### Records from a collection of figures
## begin

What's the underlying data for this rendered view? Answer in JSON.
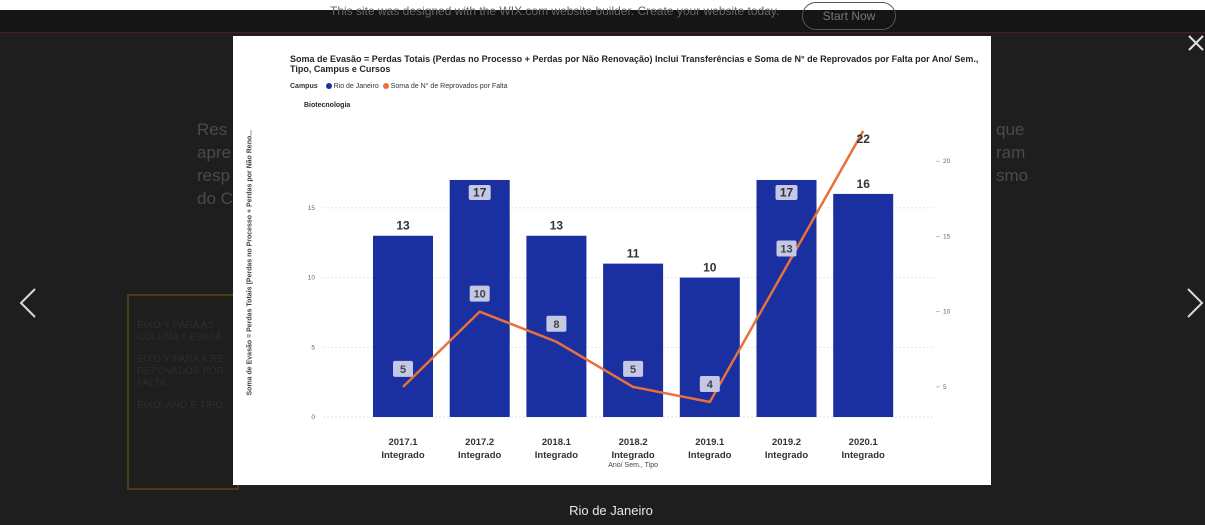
{
  "banner": {
    "text": "This site was designed with the WIX.com website builder. Create your website today.",
    "button_label": "Start Now"
  },
  "background": {
    "para_left": [
      "Res",
      "apre",
      "resp",
      "do C"
    ],
    "para_right": [
      "que",
      "ram",
      "smo"
    ],
    "box_lines": [
      "EIXO Y PARA AS COLUNA = EVASÃ",
      "EIXO Y PARA A RE REPOVADOS POR FALTA",
      "EIXO: ANO E TIPO"
    ]
  },
  "lightbox": {
    "caption": "Rio de Janeiro",
    "icons": {
      "prev": "chevron-left-icon",
      "next": "chevron-right-icon",
      "close": "close-icon"
    }
  },
  "chart_data": {
    "type": "bar",
    "title": "Soma de Evasão = Perdas Totais (Perdas no Processo + Perdas por Não Renovação) Inclui Transferências e Soma de N° de Reprovados por Falta por Ano/ Sem., Tipo, Campus e Cursos",
    "legend_title": "Campus",
    "legend_placement": "top-left",
    "subtitle": "Biotecnologia",
    "ylabel": "Soma de Evasão = Perdas Totais (Perdas no Processo + Perdas por Não Reno...",
    "xlabel": "Ano/ Sem., Tipo",
    "categories": [
      [
        "2017.1",
        "Integrado"
      ],
      [
        "2017.2",
        "Integrado"
      ],
      [
        "2018.1",
        "Integrado"
      ],
      [
        "2018.2",
        "Integrado"
      ],
      [
        "2019.1",
        "Integrado"
      ],
      [
        "2019.2",
        "Integrado"
      ],
      [
        "2020.1",
        "Integrado"
      ]
    ],
    "ylim": [
      0,
      17.5
    ],
    "y2lim": [
      3,
      23
    ],
    "yticks": [
      0,
      5,
      10,
      15
    ],
    "y2ticks": [
      5,
      10,
      15,
      20
    ],
    "grid": true,
    "series": [
      {
        "name": "Rio de Janeiro",
        "kind": "bar",
        "axis": "left",
        "color": "#1a2fa0",
        "values": [
          13,
          17,
          13,
          11,
          10,
          17,
          16
        ],
        "label_style": [
          "top",
          "box",
          "top",
          "top",
          "top",
          "box",
          "top"
        ]
      },
      {
        "name": "Soma de N° de Reprovados por Falta",
        "kind": "line",
        "axis": "right",
        "color": "#e8703a",
        "values": [
          5,
          10,
          8,
          5,
          4,
          13,
          22
        ],
        "label_style": [
          "box",
          "box",
          "box",
          "box",
          "box",
          "box",
          "top"
        ]
      }
    ]
  }
}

## end

Pictures appear in the records above. Output everything except them, exactly.

### CORRECT RESULT
What's the underlying data for this rendered view? Answer in JSON.
{
  "banner": {
    "text": "This site was designed with the WIX.com website builder. Create your website today.",
    "button_label": "Start Now"
  },
  "background": {
    "para_left": [
      "Res",
      "apre",
      "resp",
      "do C"
    ],
    "para_right": [
      "que",
      "ram",
      "smo"
    ],
    "box_lines": [
      "EIXO Y PARA AS COLUNA = EVASÃ",
      "EIXO Y PARA A RE REPOVADOS POR FALTA",
      "EIXO: ANO E TIPO"
    ]
  },
  "lightbox": {
    "caption": "Rio de Janeiro",
    "icons": {
      "prev": "chevron-left-icon",
      "next": "chevron-right-icon",
      "close": "close-icon"
    }
  },
  "chart_data": {
    "type": "bar",
    "title": "Soma de Evasão = Perdas Totais (Perdas no Processo + Perdas por Não Renovação) Inclui Transferências e Soma de N° de Reprovados por Falta por Ano/ Sem., Tipo, Campus e Cursos",
    "legend_title": "Campus",
    "legend_placement": "top-left",
    "subtitle": "Biotecnologia",
    "ylabel": "Soma de Evasão = Perdas Totais (Perdas no Processo + Perdas por Não Reno...",
    "xlabel": "Ano/ Sem., Tipo",
    "categories": [
      [
        "2017.1",
        "Integrado"
      ],
      [
        "2017.2",
        "Integrado"
      ],
      [
        "2018.1",
        "Integrado"
      ],
      [
        "2018.2",
        "Integrado"
      ],
      [
        "2019.1",
        "Integrado"
      ],
      [
        "2019.2",
        "Integrado"
      ],
      [
        "2020.1",
        "Integrado"
      ]
    ],
    "ylim": [
      0,
      17.5
    ],
    "y2lim": [
      3,
      23
    ],
    "yticks": [
      0,
      5,
      10,
      15
    ],
    "y2ticks": [
      5,
      10,
      15,
      20
    ],
    "grid": true,
    "series": [
      {
        "name": "Rio de Janeiro",
        "kind": "bar",
        "axis": "left",
        "color": "#1a2fa0",
        "values": [
          13,
          17,
          13,
          11,
          10,
          17,
          16
        ],
        "label_style": [
          "top",
          "box",
          "top",
          "top",
          "top",
          "box",
          "top"
        ]
      },
      {
        "name": "Soma de N° de Reprovados por Falta",
        "kind": "line",
        "axis": "right",
        "color": "#e8703a",
        "values": [
          5,
          10,
          8,
          5,
          4,
          13,
          22
        ],
        "label_style": [
          "box",
          "box",
          "box",
          "box",
          "box",
          "box",
          "top"
        ]
      }
    ]
  }
}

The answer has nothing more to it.